**Directions for this task:** Extract every line from the records below that contains the word "hours".

**Data rows:**
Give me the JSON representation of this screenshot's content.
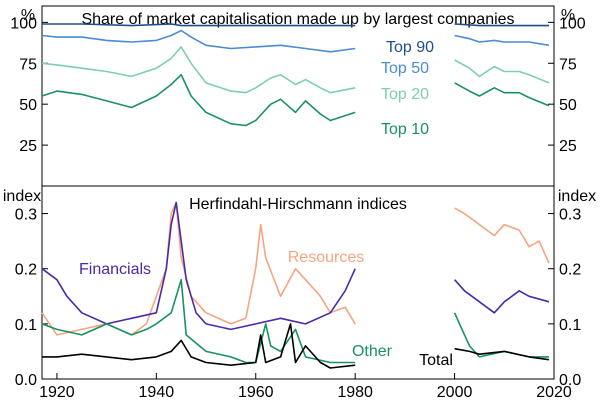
{
  "chart_data": [
    {
      "type": "line",
      "title": "Share of market capitalisation made up by largest companies",
      "ylabel_left": "%",
      "ylabel_right": "%",
      "ylim": [
        0,
        110
      ],
      "yticks": [
        "25",
        "50",
        "75",
        "100"
      ],
      "ytick_values": [
        25,
        50,
        75,
        100
      ],
      "gap_years": [
        1980,
        2000
      ],
      "series": [
        {
          "name": "Top 90",
          "label": "Top 90",
          "color": "#1f4e8c",
          "points": [
            [
              1917,
              99
            ],
            [
              1925,
              99
            ],
            [
              1935,
              98
            ],
            [
              1943,
              99
            ],
            [
              1945,
              98
            ],
            [
              1955,
              98
            ],
            [
              1965,
              98
            ],
            [
              1975,
              98
            ],
            [
              1980,
              98
            ],
            [
              2000,
              99
            ],
            [
              2005,
              98
            ],
            [
              2010,
              98
            ],
            [
              2015,
              98
            ],
            [
              2019,
              98
            ]
          ]
        },
        {
          "name": "Top 50",
          "label": "Top 50",
          "color": "#4c8bd6",
          "points": [
            [
              1917,
              92
            ],
            [
              1920,
              91
            ],
            [
              1925,
              91
            ],
            [
              1930,
              89
            ],
            [
              1935,
              88
            ],
            [
              1940,
              89
            ],
            [
              1943,
              92
            ],
            [
              1945,
              95
            ],
            [
              1947,
              91
            ],
            [
              1950,
              86
            ],
            [
              1955,
              84
            ],
            [
              1960,
              85
            ],
            [
              1965,
              86
            ],
            [
              1970,
              84
            ],
            [
              1975,
              82
            ],
            [
              1980,
              84
            ],
            [
              2000,
              92
            ],
            [
              2003,
              90
            ],
            [
              2005,
              88
            ],
            [
              2008,
              89
            ],
            [
              2010,
              88
            ],
            [
              2015,
              88
            ],
            [
              2019,
              86
            ]
          ]
        },
        {
          "name": "Top 20",
          "label": "Top 20",
          "color": "#7ecfae",
          "points": [
            [
              1917,
              75
            ],
            [
              1920,
              74
            ],
            [
              1925,
              72
            ],
            [
              1930,
              70
            ],
            [
              1935,
              67
            ],
            [
              1940,
              72
            ],
            [
              1943,
              78
            ],
            [
              1945,
              85
            ],
            [
              1947,
              75
            ],
            [
              1950,
              63
            ],
            [
              1955,
              58
            ],
            [
              1958,
              57
            ],
            [
              1960,
              60
            ],
            [
              1963,
              66
            ],
            [
              1965,
              68
            ],
            [
              1968,
              62
            ],
            [
              1970,
              65
            ],
            [
              1973,
              60
            ],
            [
              1975,
              57
            ],
            [
              1980,
              60
            ],
            [
              2000,
              77
            ],
            [
              2003,
              72
            ],
            [
              2005,
              67
            ],
            [
              2008,
              73
            ],
            [
              2010,
              70
            ],
            [
              2013,
              70
            ],
            [
              2015,
              68
            ],
            [
              2019,
              63
            ]
          ]
        },
        {
          "name": "Top 10",
          "label": "Top 10",
          "color": "#1a9161",
          "points": [
            [
              1917,
              55
            ],
            [
              1920,
              58
            ],
            [
              1925,
              56
            ],
            [
              1930,
              52
            ],
            [
              1935,
              48
            ],
            [
              1940,
              55
            ],
            [
              1943,
              62
            ],
            [
              1945,
              68
            ],
            [
              1947,
              55
            ],
            [
              1950,
              45
            ],
            [
              1955,
              38
            ],
            [
              1958,
              37
            ],
            [
              1960,
              40
            ],
            [
              1963,
              50
            ],
            [
              1965,
              53
            ],
            [
              1968,
              45
            ],
            [
              1970,
              52
            ],
            [
              1973,
              44
            ],
            [
              1975,
              40
            ],
            [
              1980,
              45
            ],
            [
              2000,
              63
            ],
            [
              2003,
              58
            ],
            [
              2005,
              55
            ],
            [
              2008,
              60
            ],
            [
              2010,
              57
            ],
            [
              2013,
              57
            ],
            [
              2015,
              54
            ],
            [
              2019,
              49
            ]
          ]
        }
      ]
    },
    {
      "type": "line",
      "title": "Herfindahl-Hirschmann indices",
      "ylabel_left": "index",
      "ylabel_right": "index",
      "ylim": [
        0,
        0.35
      ],
      "yticks": [
        "0.0",
        "0.1",
        "0.2",
        "0.3"
      ],
      "ytick_values": [
        0,
        0.1,
        0.2,
        0.3
      ],
      "xlim": [
        1917,
        2020
      ],
      "xticks": [
        "1920",
        "1940",
        "1960",
        "1980",
        "2000",
        "2020"
      ],
      "xtick_values": [
        1920,
        1940,
        1960,
        1980,
        2000,
        2020
      ],
      "gap_years": [
        1980,
        2000
      ],
      "series": [
        {
          "name": "Resources",
          "label": "Resources",
          "color": "#f4a582",
          "points": [
            [
              1917,
              0.12
            ],
            [
              1920,
              0.08
            ],
            [
              1925,
              0.09
            ],
            [
              1930,
              0.1
            ],
            [
              1935,
              0.08
            ],
            [
              1938,
              0.1
            ],
            [
              1940,
              0.15
            ],
            [
              1942,
              0.2
            ],
            [
              1943,
              0.3
            ],
            [
              1944,
              0.32
            ],
            [
              1945,
              0.22
            ],
            [
              1947,
              0.15
            ],
            [
              1950,
              0.12
            ],
            [
              1955,
              0.1
            ],
            [
              1958,
              0.11
            ],
            [
              1960,
              0.2
            ],
            [
              1961,
              0.28
            ],
            [
              1962,
              0.22
            ],
            [
              1965,
              0.15
            ],
            [
              1968,
              0.2
            ],
            [
              1970,
              0.18
            ],
            [
              1973,
              0.15
            ],
            [
              1975,
              0.12
            ],
            [
              1978,
              0.13
            ],
            [
              1980,
              0.1
            ],
            [
              2000,
              0.31
            ],
            [
              2002,
              0.3
            ],
            [
              2005,
              0.28
            ],
            [
              2008,
              0.26
            ],
            [
              2010,
              0.28
            ],
            [
              2013,
              0.27
            ],
            [
              2015,
              0.24
            ],
            [
              2017,
              0.25
            ],
            [
              2019,
              0.21
            ]
          ]
        },
        {
          "name": "Financials",
          "label": "Financials",
          "color": "#4b2aa8",
          "points": [
            [
              1917,
              0.2
            ],
            [
              1920,
              0.18
            ],
            [
              1922,
              0.15
            ],
            [
              1925,
              0.12
            ],
            [
              1930,
              0.1
            ],
            [
              1935,
              0.11
            ],
            [
              1940,
              0.12
            ],
            [
              1942,
              0.2
            ],
            [
              1943,
              0.28
            ],
            [
              1944,
              0.32
            ],
            [
              1945,
              0.25
            ],
            [
              1946,
              0.18
            ],
            [
              1948,
              0.12
            ],
            [
              1950,
              0.1
            ],
            [
              1955,
              0.09
            ],
            [
              1960,
              0.1
            ],
            [
              1965,
              0.11
            ],
            [
              1970,
              0.1
            ],
            [
              1975,
              0.12
            ],
            [
              1978,
              0.16
            ],
            [
              1980,
              0.2
            ],
            [
              2000,
              0.18
            ],
            [
              2002,
              0.16
            ],
            [
              2005,
              0.14
            ],
            [
              2008,
              0.12
            ],
            [
              2010,
              0.14
            ],
            [
              2013,
              0.16
            ],
            [
              2015,
              0.15
            ],
            [
              2019,
              0.14
            ]
          ]
        },
        {
          "name": "Other",
          "label": "Other",
          "color": "#1a9161",
          "points": [
            [
              1917,
              0.1
            ],
            [
              1920,
              0.09
            ],
            [
              1925,
              0.08
            ],
            [
              1930,
              0.1
            ],
            [
              1935,
              0.08
            ],
            [
              1938,
              0.09
            ],
            [
              1940,
              0.1
            ],
            [
              1943,
              0.12
            ],
            [
              1945,
              0.18
            ],
            [
              1946,
              0.08
            ],
            [
              1950,
              0.05
            ],
            [
              1955,
              0.04
            ],
            [
              1958,
              0.03
            ],
            [
              1960,
              0.03
            ],
            [
              1962,
              0.1
            ],
            [
              1963,
              0.06
            ],
            [
              1965,
              0.05
            ],
            [
              1968,
              0.09
            ],
            [
              1970,
              0.04
            ],
            [
              1975,
              0.03
            ],
            [
              1980,
              0.03
            ],
            [
              2000,
              0.12
            ],
            [
              2002,
              0.08
            ],
            [
              2003,
              0.06
            ],
            [
              2005,
              0.04
            ],
            [
              2010,
              0.05
            ],
            [
              2015,
              0.04
            ],
            [
              2019,
              0.04
            ]
          ]
        },
        {
          "name": "Total",
          "label": "Total",
          "color": "#000000",
          "points": [
            [
              1917,
              0.04
            ],
            [
              1920,
              0.04
            ],
            [
              1925,
              0.045
            ],
            [
              1930,
              0.04
            ],
            [
              1935,
              0.035
            ],
            [
              1940,
              0.04
            ],
            [
              1943,
              0.05
            ],
            [
              1945,
              0.07
            ],
            [
              1947,
              0.04
            ],
            [
              1950,
              0.03
            ],
            [
              1955,
              0.025
            ],
            [
              1960,
              0.03
            ],
            [
              1961,
              0.08
            ],
            [
              1962,
              0.03
            ],
            [
              1965,
              0.04
            ],
            [
              1967,
              0.1
            ],
            [
              1968,
              0.03
            ],
            [
              1970,
              0.06
            ],
            [
              1973,
              0.03
            ],
            [
              1975,
              0.02
            ],
            [
              1980,
              0.025
            ],
            [
              2000,
              0.055
            ],
            [
              2003,
              0.05
            ],
            [
              2005,
              0.045
            ],
            [
              2010,
              0.05
            ],
            [
              2015,
              0.04
            ],
            [
              2019,
              0.035
            ]
          ]
        }
      ]
    }
  ]
}
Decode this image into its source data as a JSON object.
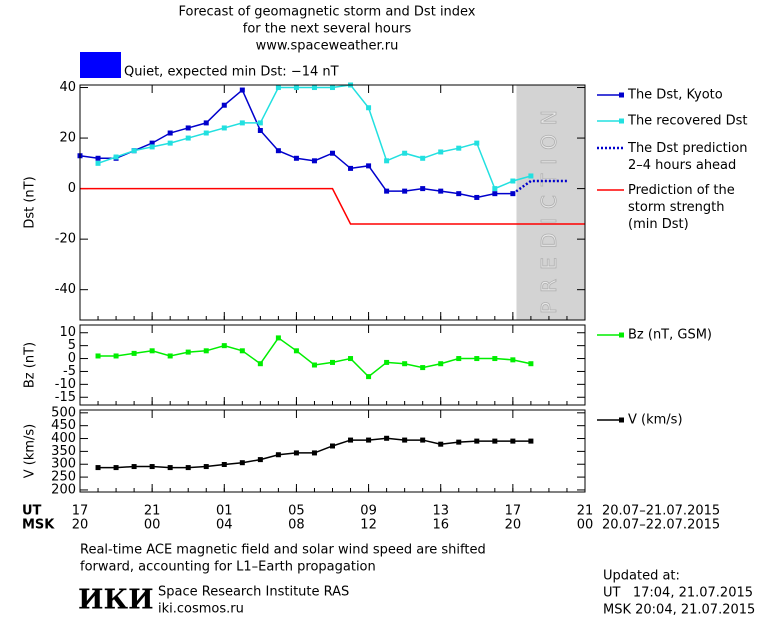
{
  "header": {
    "title": [
      "Forecast of geomagnetic storm and Dst index",
      "for the next several hours",
      "www.spaceweather.ru"
    ],
    "status": "Quiet, expected min Dst: −14 nT",
    "status_color": "#0000ff"
  },
  "x_axis": {
    "xlim": [
      0,
      28
    ],
    "xticks": [
      {
        "value": 0,
        "label": "17"
      },
      {
        "value": 4,
        "label": "21"
      },
      {
        "value": 8,
        "label": "01"
      },
      {
        "value": 12,
        "label": "05"
      },
      {
        "value": 16,
        "label": "09"
      },
      {
        "value": 20,
        "label": "13"
      },
      {
        "value": 24,
        "label": "17"
      },
      {
        "value": 28,
        "label": "21"
      }
    ],
    "msk_labels": [
      "20",
      "00",
      "04",
      "08",
      "12",
      "16",
      "20",
      "00"
    ],
    "ut_label": "UT",
    "msk_label": "MSK",
    "ut_range": "20.07–21.07.2015",
    "msk_range": "20.07–22.07.2015"
  },
  "chart_data": [
    {
      "type": "line",
      "y_label": "Dst (nT)",
      "ylim": [
        -52,
        41
      ],
      "yticks": [
        -40,
        -20,
        0,
        20,
        40
      ],
      "prediction_band": [
        24.2,
        28
      ],
      "band_label": "PREDICTION",
      "band_color": "#d3d3d3",
      "series": [
        {
          "name": "The Dst, Kyoto",
          "color": "#0000cc",
          "style": "solid",
          "marker": true,
          "x": [
            0,
            1,
            2,
            3,
            4,
            5,
            6,
            7,
            8,
            9,
            10,
            11,
            12,
            13,
            14,
            15,
            16,
            17,
            18,
            19,
            20,
            21,
            22,
            23,
            24
          ],
          "values": [
            13,
            12,
            12,
            15,
            18,
            22,
            24,
            26,
            33,
            39,
            23,
            15,
            12,
            11,
            14,
            8,
            9,
            -1,
            -1,
            0,
            -1,
            -2,
            -3.5,
            -2,
            -2
          ]
        },
        {
          "name": "The recovered Dst",
          "color": "#22e0e0",
          "style": "solid",
          "marker": true,
          "x": [
            1,
            2,
            3,
            4,
            5,
            6,
            7,
            8,
            9,
            10,
            11,
            12,
            13,
            14,
            15,
            16,
            17,
            18,
            19,
            20,
            21,
            22,
            23,
            24,
            25
          ],
          "values": [
            10,
            12.5,
            15,
            16.5,
            18,
            20,
            22,
            24,
            26,
            26,
            40,
            40,
            40,
            40,
            41,
            32,
            11,
            14,
            12,
            14.5,
            16,
            18,
            0,
            3,
            5
          ]
        },
        {
          "name": "The Dst prediction\n2–4 hours ahead",
          "color": "#0000cc",
          "style": "dotted",
          "marker": false,
          "x": [
            24,
            25,
            26,
            27
          ],
          "values": [
            -2,
            3,
            3,
            3
          ]
        },
        {
          "name": "Prediction of the\nstorm strength\n(min Dst)",
          "color": "#ff0000",
          "style": "solid",
          "marker": false,
          "x": [
            0,
            14,
            15,
            28
          ],
          "values": [
            0,
            0,
            -14,
            -14
          ]
        }
      ]
    },
    {
      "type": "line",
      "y_label": "Bz (nT)",
      "ylim": [
        -18,
        13
      ],
      "yticks": [
        10,
        5,
        0,
        -5,
        -10,
        -15
      ],
      "series": [
        {
          "name": "Bz (nT, GSM)",
          "color": "#00ee00",
          "style": "solid",
          "marker": true,
          "x": [
            1,
            2,
            3,
            4,
            5,
            6,
            7,
            8,
            9,
            10,
            11,
            12,
            13,
            14,
            15,
            16,
            17,
            18,
            19,
            20,
            21,
            22,
            23,
            24,
            25
          ],
          "values": [
            1,
            1,
            2,
            3,
            1,
            2.5,
            3,
            5,
            3,
            -2,
            8,
            3,
            -2.5,
            -1.5,
            0,
            -7,
            -1.5,
            -2,
            -3.5,
            -2,
            0,
            0,
            0,
            -0.5,
            -2
          ]
        }
      ]
    },
    {
      "type": "line",
      "y_label": "V (km/s)",
      "ylim": [
        192,
        511
      ],
      "yticks": [
        500,
        450,
        400,
        350,
        300,
        250,
        200
      ],
      "series": [
        {
          "name": "V (km/s)",
          "color": "#000000",
          "style": "solid",
          "marker": true,
          "x": [
            1,
            2,
            3,
            4,
            5,
            6,
            7,
            8,
            9,
            10,
            11,
            12,
            13,
            14,
            15,
            16,
            17,
            18,
            19,
            20,
            21,
            22,
            23,
            24,
            25
          ],
          "values": [
            287,
            287,
            291,
            291,
            287,
            287,
            291,
            299,
            306,
            318,
            337,
            344,
            344,
            371,
            394,
            394,
            401,
            394,
            394,
            378,
            386,
            390,
            390,
            390,
            390
          ]
        }
      ]
    }
  ],
  "footer": {
    "note": [
      "Real-time ACE magnetic field and solar wind speed are shifted",
      "forward, accounting for L1–Earth propagation"
    ],
    "logo": "ИКИ",
    "institute": "Space Research Institute RAS",
    "site": "iki.cosmos.ru",
    "updated_label": "Updated at:",
    "updated_ut": "UT   17:04, 21.07.2015",
    "updated_msk": "MSK 20:04, 21.07.2015"
  }
}
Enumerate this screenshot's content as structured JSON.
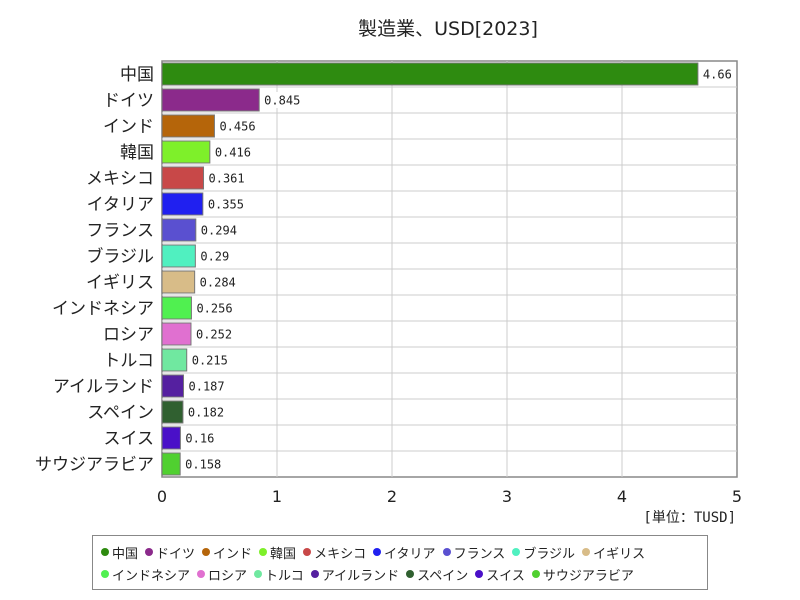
{
  "chart_data": {
    "type": "bar",
    "orientation": "horizontal",
    "title": "製造業、USD[2023]",
    "unit_label": "[単位：TUSD]",
    "xlim": [
      0,
      5
    ],
    "x_ticks": [
      "0",
      "1",
      "2",
      "3",
      "4",
      "5"
    ],
    "grid": true,
    "legend_position": "bottom",
    "categories": [
      "中国",
      "ドイツ",
      "インド",
      "韓国",
      "メキシコ",
      "イタリア",
      "フランス",
      "ブラジル",
      "イギリス",
      "インドネシア",
      "ロシア",
      "トルコ",
      "アイルランド",
      "スペイン",
      "スイス",
      "サウジアラビア"
    ],
    "values": [
      4.66,
      0.845,
      0.456,
      0.416,
      0.361,
      0.355,
      0.294,
      0.29,
      0.284,
      0.256,
      0.252,
      0.215,
      0.187,
      0.182,
      0.16,
      0.158
    ],
    "value_labels": [
      "4.66",
      "0.845",
      "0.456",
      "0.416",
      "0.361",
      "0.355",
      "0.294",
      "0.29",
      "0.284",
      "0.256",
      "0.252",
      "0.215",
      "0.187",
      "0.182",
      "0.16",
      "0.158"
    ],
    "colors": [
      "#2e8b10",
      "#8b2a8b",
      "#b5650a",
      "#7ef02a",
      "#c84848",
      "#2020f0",
      "#5a50d0",
      "#50f0c0",
      "#d8bc88",
      "#50f050",
      "#e070d0",
      "#70e8a0",
      "#5520a0",
      "#306030",
      "#4a10c8",
      "#50d030"
    ]
  }
}
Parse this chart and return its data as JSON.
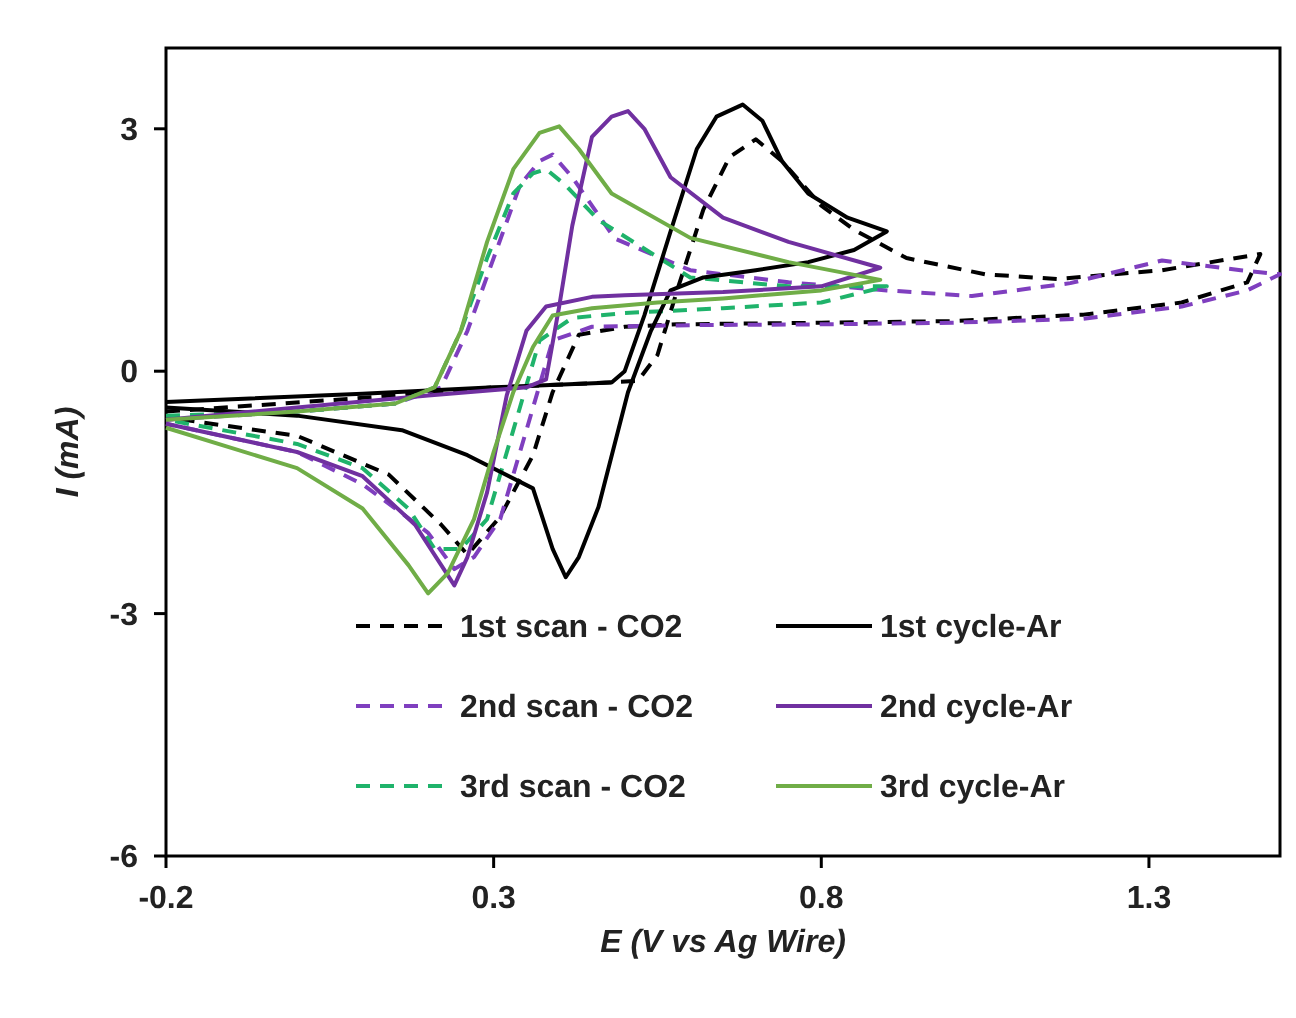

**Exercise answer:**
      "for the next several hours",
          "name": "The Dst prediction\n2–4 hours ahead",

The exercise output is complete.